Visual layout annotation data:
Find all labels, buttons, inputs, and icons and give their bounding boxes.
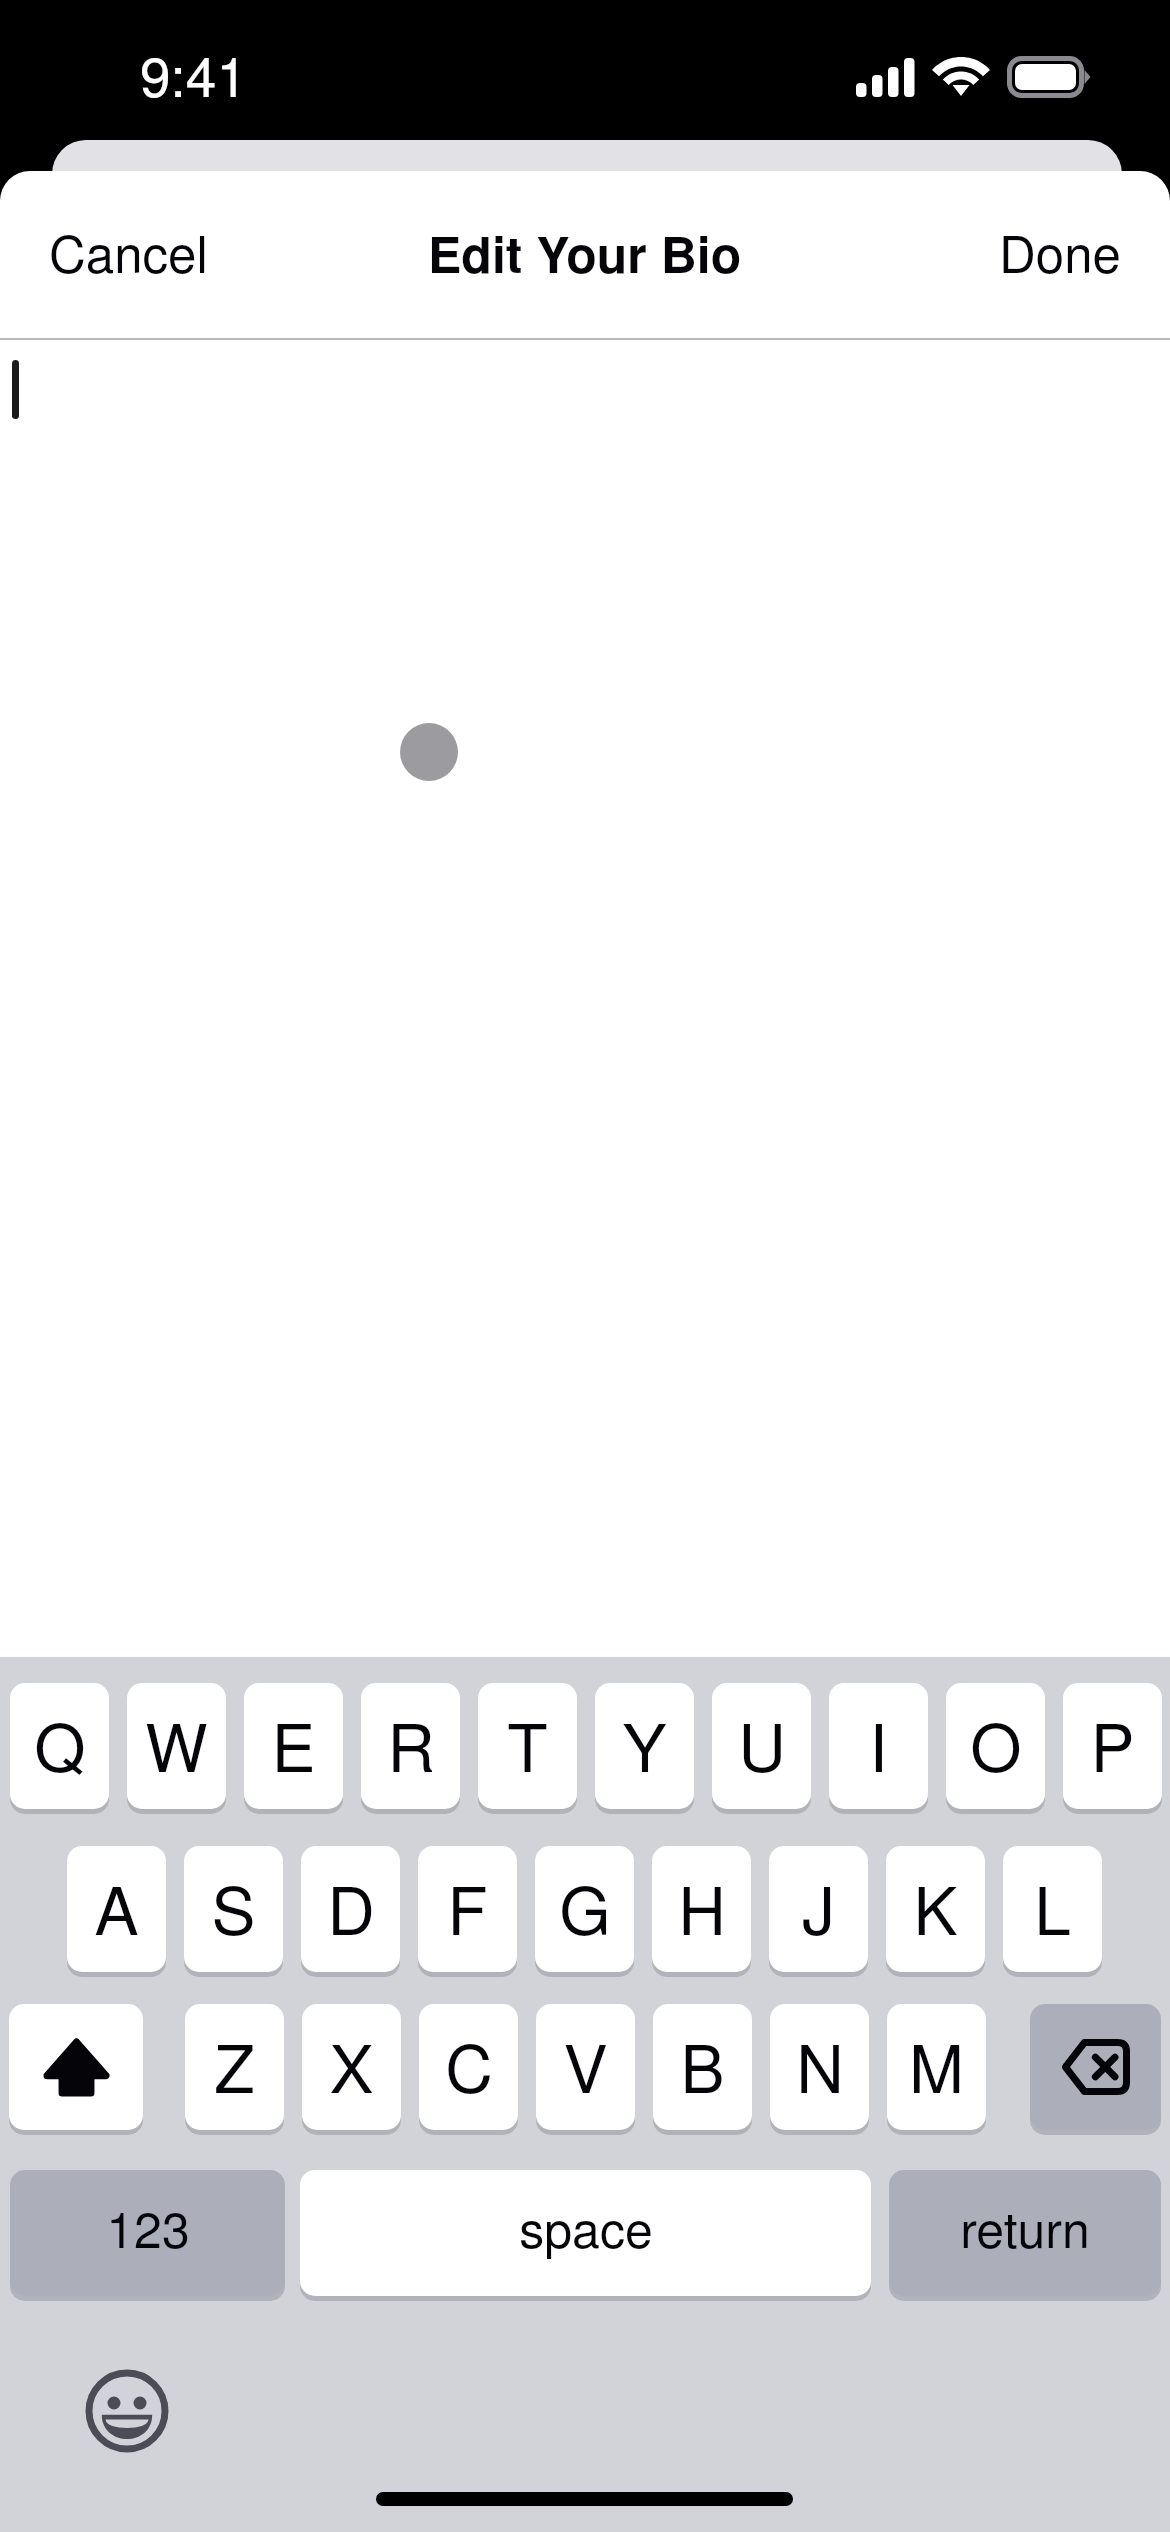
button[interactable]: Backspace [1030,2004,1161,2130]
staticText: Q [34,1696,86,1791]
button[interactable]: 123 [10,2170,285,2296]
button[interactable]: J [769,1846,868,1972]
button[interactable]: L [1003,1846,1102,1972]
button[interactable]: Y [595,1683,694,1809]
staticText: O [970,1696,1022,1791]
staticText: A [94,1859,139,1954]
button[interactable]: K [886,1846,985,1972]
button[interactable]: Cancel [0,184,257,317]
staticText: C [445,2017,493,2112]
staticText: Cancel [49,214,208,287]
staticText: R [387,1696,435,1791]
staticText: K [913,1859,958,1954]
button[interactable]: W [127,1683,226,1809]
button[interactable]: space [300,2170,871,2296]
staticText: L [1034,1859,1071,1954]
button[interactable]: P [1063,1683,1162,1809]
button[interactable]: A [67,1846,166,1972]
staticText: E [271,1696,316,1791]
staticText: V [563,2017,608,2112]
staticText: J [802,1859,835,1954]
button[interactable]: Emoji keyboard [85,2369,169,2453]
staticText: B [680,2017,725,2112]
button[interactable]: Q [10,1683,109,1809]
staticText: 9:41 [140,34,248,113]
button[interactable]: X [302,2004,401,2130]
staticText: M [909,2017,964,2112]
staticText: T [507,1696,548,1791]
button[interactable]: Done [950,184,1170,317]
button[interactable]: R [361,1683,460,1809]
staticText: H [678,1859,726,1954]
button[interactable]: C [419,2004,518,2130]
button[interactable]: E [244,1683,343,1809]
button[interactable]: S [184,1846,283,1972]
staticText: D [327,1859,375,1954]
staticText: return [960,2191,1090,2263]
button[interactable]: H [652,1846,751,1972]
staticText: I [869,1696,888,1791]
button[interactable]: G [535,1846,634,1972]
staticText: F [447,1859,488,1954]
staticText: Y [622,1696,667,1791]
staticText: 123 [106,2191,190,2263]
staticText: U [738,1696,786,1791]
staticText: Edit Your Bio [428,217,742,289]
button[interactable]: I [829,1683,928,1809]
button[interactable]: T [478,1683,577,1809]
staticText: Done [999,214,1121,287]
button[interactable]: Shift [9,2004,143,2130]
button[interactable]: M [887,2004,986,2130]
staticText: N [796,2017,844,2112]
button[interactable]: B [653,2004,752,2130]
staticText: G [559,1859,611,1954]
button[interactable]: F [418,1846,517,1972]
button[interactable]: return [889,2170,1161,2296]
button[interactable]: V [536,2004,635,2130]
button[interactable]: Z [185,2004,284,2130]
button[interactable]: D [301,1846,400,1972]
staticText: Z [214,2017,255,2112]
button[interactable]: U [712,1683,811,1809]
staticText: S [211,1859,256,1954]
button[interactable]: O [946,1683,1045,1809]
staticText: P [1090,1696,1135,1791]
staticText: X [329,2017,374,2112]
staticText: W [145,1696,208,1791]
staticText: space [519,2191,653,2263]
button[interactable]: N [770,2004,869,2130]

* TASK STATEMENT: Could you render the listing above as a JSON list of strings, one string per line, with blank lines and the pictures left out?

* EXERCISE OUTPUT:
[
  "Find all labels, buttons, inputs, and icons and give their bounding boxes.",
  "button[interactable]: Backspace [1030,2004,1161,2130]",
  "staticText: Q [34,1696,86,1791]",
  "button[interactable]: 123 [10,2170,285,2296]",
  "button[interactable]: J [769,1846,868,1972]",
  "button[interactable]: L [1003,1846,1102,1972]",
  "button[interactable]: Y [595,1683,694,1809]",
  "staticText: O [970,1696,1022,1791]",
  "staticText: A [94,1859,139,1954]",
  "button[interactable]: K [886,1846,985,1972]",
  "button[interactable]: Cancel [0,184,257,317]",
  "staticText: C [445,2017,493,2112]",
  "staticText: Cancel [49,214,208,287]",
  "staticText: R [387,1696,435,1791]",
  "staticText: K [913,1859,958,1954]",
  "button[interactable]: W [127,1683,226,1809]",
  "button[interactable]: space [300,2170,871,2296]",
  "staticText: L [1034,1859,1071,1954]",
  "button[interactable]: P [1063,1683,1162,1809]",
  "button[interactable]: A [67,1846,166,1972]",
  "staticText: E [271,1696,316,1791]",
  "staticText: V [563,2017,608,2112]",
  "staticText: J [802,1859,835,1954]",
  "button[interactable]: Emoji keyboard [85,2369,169,2453]",
  "staticText: B [680,2017,725,2112]",
  "button[interactable]: Q [10,1683,109,1809]",
  "staticText: 9:41 [140,34,248,113]",
  "button[interactable]: X [302,2004,401,2130]",
  "staticText: M [909,2017,964,2112]",
  "staticText: T [507,1696,548,1791]",
  "button[interactable]: Done [950,184,1170,317]",
  "button[interactable]: R [361,1683,460,1809]",
  "staticText: H [678,1859,726,1954]",
  "button[interactable]: C [419,2004,518,2130]",
  "button[interactable]: E [244,1683,343,1809]",
  "button[interactable]: S [184,1846,283,1972]",
  "staticText: D [327,1859,375,1954]",
  "staticText: return [960,2191,1090,2263]",
  "button[interactable]: H [652,1846,751,1972]",
  "staticText: I [869,1696,888,1791]",
  "button[interactable]: G [535,1846,634,1972]",
  "staticText: F [447,1859,488,1954]",
  "staticText: Y [622,1696,667,1791]",
  "staticText: 123 [106,2191,190,2263]",
  "staticText: U [738,1696,786,1791]",
  "staticText: Edit Your Bio [428,217,742,289]",
  "button[interactable]: I [829,1683,928,1809]",
  "button[interactable]: T [478,1683,577,1809]",
  "staticText: Done [999,214,1121,287]",
  "button[interactable]: Shift [9,2004,143,2130]",
  "button[interactable]: M [887,2004,986,2130]",
  "staticText: N [796,2017,844,2112]",
  "button[interactable]: B [653,2004,752,2130]",
  "staticText: G [559,1859,611,1954]",
  "button[interactable]: F [418,1846,517,1972]",
  "button[interactable]: return [889,2170,1161,2296]",
  "button[interactable]: V [536,2004,635,2130]",
  "button[interactable]: Z [185,2004,284,2130]",
  "button[interactable]: D [301,1846,400,1972]",
  "staticText: Z [214,2017,255,2112]",
  "button[interactable]: U [712,1683,811,1809]",
  "staticText: S [211,1859,256,1954]",
  "button[interactable]: O [946,1683,1045,1809]",
  "staticText: P [1090,1696,1135,1791]",
  "staticText: X [329,2017,374,2112]",
  "staticText: W [145,1696,208,1791]",
  "staticText: space [519,2191,653,2263]",
  "button[interactable]: N [770,2004,869,2130]"
]